TASK TO CARRY OUT:
Edit the records below so that every "annotation" becomes "callout". Leave everything else unchanged.

— Start ENTRIES SUPPLIED —

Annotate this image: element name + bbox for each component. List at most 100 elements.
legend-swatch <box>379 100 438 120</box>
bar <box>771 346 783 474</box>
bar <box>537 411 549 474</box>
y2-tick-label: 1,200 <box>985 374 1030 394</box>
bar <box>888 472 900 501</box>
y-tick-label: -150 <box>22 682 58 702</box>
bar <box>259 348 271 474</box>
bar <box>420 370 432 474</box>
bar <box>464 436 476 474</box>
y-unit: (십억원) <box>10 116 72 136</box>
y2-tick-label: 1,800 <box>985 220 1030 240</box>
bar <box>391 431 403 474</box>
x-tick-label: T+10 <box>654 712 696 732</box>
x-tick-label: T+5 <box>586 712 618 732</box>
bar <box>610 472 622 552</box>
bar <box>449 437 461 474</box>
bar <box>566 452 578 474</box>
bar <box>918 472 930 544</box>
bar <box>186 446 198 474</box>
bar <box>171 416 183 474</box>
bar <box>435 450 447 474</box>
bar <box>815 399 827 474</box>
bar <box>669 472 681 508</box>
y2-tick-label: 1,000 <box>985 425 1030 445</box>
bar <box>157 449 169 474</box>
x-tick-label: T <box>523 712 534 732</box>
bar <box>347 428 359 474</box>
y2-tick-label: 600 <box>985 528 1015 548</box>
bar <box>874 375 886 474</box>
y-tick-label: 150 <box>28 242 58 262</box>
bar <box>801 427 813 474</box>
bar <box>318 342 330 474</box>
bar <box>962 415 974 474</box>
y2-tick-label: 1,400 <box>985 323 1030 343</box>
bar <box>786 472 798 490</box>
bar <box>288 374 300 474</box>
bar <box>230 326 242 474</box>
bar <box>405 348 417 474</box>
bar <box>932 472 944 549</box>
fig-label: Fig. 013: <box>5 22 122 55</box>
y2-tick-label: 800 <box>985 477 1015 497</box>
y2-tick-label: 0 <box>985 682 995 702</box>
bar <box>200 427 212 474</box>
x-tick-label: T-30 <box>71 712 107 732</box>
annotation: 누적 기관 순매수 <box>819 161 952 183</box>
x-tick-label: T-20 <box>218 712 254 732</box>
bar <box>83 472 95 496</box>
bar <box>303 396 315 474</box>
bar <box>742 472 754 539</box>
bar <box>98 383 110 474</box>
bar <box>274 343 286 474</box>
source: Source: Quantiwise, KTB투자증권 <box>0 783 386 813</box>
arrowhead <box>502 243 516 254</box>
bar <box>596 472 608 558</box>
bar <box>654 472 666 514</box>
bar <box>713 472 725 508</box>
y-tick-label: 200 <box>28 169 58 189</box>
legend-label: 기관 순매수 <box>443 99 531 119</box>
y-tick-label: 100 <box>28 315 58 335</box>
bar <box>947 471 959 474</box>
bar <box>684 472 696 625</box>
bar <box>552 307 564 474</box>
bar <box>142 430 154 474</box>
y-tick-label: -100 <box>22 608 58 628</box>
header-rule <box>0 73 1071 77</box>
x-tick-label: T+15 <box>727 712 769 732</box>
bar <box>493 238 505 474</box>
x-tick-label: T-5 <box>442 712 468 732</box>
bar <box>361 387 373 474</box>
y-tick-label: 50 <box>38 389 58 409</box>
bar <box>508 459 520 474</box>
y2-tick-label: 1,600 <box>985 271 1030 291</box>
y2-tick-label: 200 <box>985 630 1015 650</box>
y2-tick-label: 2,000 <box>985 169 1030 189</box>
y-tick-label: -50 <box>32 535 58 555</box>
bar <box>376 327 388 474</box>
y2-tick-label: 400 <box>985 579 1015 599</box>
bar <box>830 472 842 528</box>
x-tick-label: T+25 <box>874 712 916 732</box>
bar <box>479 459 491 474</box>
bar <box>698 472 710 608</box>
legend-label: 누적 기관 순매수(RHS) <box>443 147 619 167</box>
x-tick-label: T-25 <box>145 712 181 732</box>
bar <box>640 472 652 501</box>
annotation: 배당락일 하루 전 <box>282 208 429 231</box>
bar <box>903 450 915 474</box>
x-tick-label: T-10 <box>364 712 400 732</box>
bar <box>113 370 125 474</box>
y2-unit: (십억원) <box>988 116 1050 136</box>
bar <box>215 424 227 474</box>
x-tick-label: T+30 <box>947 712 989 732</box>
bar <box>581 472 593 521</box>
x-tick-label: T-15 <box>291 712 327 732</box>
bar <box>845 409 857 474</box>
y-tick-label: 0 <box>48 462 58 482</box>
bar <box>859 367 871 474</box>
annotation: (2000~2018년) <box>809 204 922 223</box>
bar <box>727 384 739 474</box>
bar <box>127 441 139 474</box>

— End ENTRIES SUPPLIED —

RESPONSE TO THIS TASK:
Annotate this image: element name + bbox for each component. List at most 100 elements.
legend-swatch <box>379 100 438 120</box>
bar <box>771 346 783 474</box>
bar <box>537 411 549 474</box>
y2-tick-label: 1,200 <box>985 374 1030 394</box>
bar <box>888 472 900 501</box>
y-tick-label: -150 <box>22 682 58 702</box>
bar <box>259 348 271 474</box>
bar <box>420 370 432 474</box>
bar <box>464 436 476 474</box>
y-unit: (십억원) <box>10 116 72 136</box>
y2-tick-label: 1,800 <box>985 220 1030 240</box>
bar <box>391 431 403 474</box>
x-tick-label: T+10 <box>654 712 696 732</box>
x-tick-label: T+5 <box>586 712 618 732</box>
bar <box>610 472 622 552</box>
bar <box>449 437 461 474</box>
bar <box>566 452 578 474</box>
bar <box>918 472 930 544</box>
bar <box>186 446 198 474</box>
bar <box>171 416 183 474</box>
bar <box>435 450 447 474</box>
bar <box>815 399 827 474</box>
bar <box>669 472 681 508</box>
y2-tick-label: 1,000 <box>985 425 1030 445</box>
bar <box>157 449 169 474</box>
x-tick-label: T <box>523 712 534 732</box>
bar <box>347 428 359 474</box>
y2-tick-label: 600 <box>985 528 1015 548</box>
bar <box>874 375 886 474</box>
y-tick-label: 150 <box>28 242 58 262</box>
bar <box>801 427 813 474</box>
bar <box>318 342 330 474</box>
bar <box>962 415 974 474</box>
y2-tick-label: 1,400 <box>985 323 1030 343</box>
bar <box>786 472 798 490</box>
bar <box>288 374 300 474</box>
bar <box>230 326 242 474</box>
bar <box>405 348 417 474</box>
bar <box>932 472 944 549</box>
fig-label: Fig. 013: <box>5 22 122 55</box>
y2-tick-label: 800 <box>985 477 1015 497</box>
y2-tick-label: 0 <box>985 682 995 702</box>
bar <box>200 427 212 474</box>
x-tick-label: T-30 <box>71 712 107 732</box>
callout: 누적 기관 순매수 <box>819 161 952 183</box>
x-tick-label: T-20 <box>218 712 254 732</box>
bar <box>83 472 95 496</box>
bar <box>303 396 315 474</box>
bar <box>742 472 754 539</box>
bar <box>98 383 110 474</box>
bar <box>274 343 286 474</box>
source: Source: Quantiwise, KTB투자증권 <box>0 783 386 813</box>
arrowhead <box>502 243 516 254</box>
bar <box>596 472 608 558</box>
bar <box>654 472 666 514</box>
bar <box>713 472 725 508</box>
y-tick-label: 200 <box>28 169 58 189</box>
legend-label: 기관 순매수 <box>443 99 531 119</box>
y-tick-label: 100 <box>28 315 58 335</box>
bar <box>947 471 959 474</box>
bar <box>684 472 696 625</box>
bar <box>552 307 564 474</box>
bar <box>142 430 154 474</box>
y-tick-label: -100 <box>22 608 58 628</box>
header-rule <box>0 73 1071 77</box>
x-tick-label: T+15 <box>727 712 769 732</box>
bar <box>493 238 505 474</box>
x-tick-label: T-5 <box>442 712 468 732</box>
bar <box>361 387 373 474</box>
y-tick-label: 50 <box>38 389 58 409</box>
bar <box>508 459 520 474</box>
y2-tick-label: 1,600 <box>985 271 1030 291</box>
y2-tick-label: 200 <box>985 630 1015 650</box>
y2-tick-label: 2,000 <box>985 169 1030 189</box>
y-tick-label: -50 <box>32 535 58 555</box>
bar <box>376 327 388 474</box>
y2-tick-label: 400 <box>985 579 1015 599</box>
bar <box>830 472 842 528</box>
x-tick-label: T+25 <box>874 712 916 732</box>
bar <box>479 459 491 474</box>
bar <box>698 472 710 608</box>
legend-label: 누적 기관 순매수(RHS) <box>443 147 619 167</box>
x-tick-label: T-25 <box>145 712 181 732</box>
bar <box>640 472 652 501</box>
callout: 배당락일 하루 전 <box>282 208 429 231</box>
bar <box>903 450 915 474</box>
x-tick-label: T-10 <box>364 712 400 732</box>
bar <box>113 370 125 474</box>
y2-unit: (십억원) <box>988 116 1050 136</box>
bar <box>215 424 227 474</box>
x-tick-label: T+30 <box>947 712 989 732</box>
bar <box>581 472 593 521</box>
x-tick-label: T-15 <box>291 712 327 732</box>
bar <box>845 409 857 474</box>
y-tick-label: 0 <box>48 462 58 482</box>
bar <box>859 367 871 474</box>
callout: (2000~2018년) <box>809 204 922 223</box>
bar <box>727 384 739 474</box>
bar <box>127 441 139 474</box>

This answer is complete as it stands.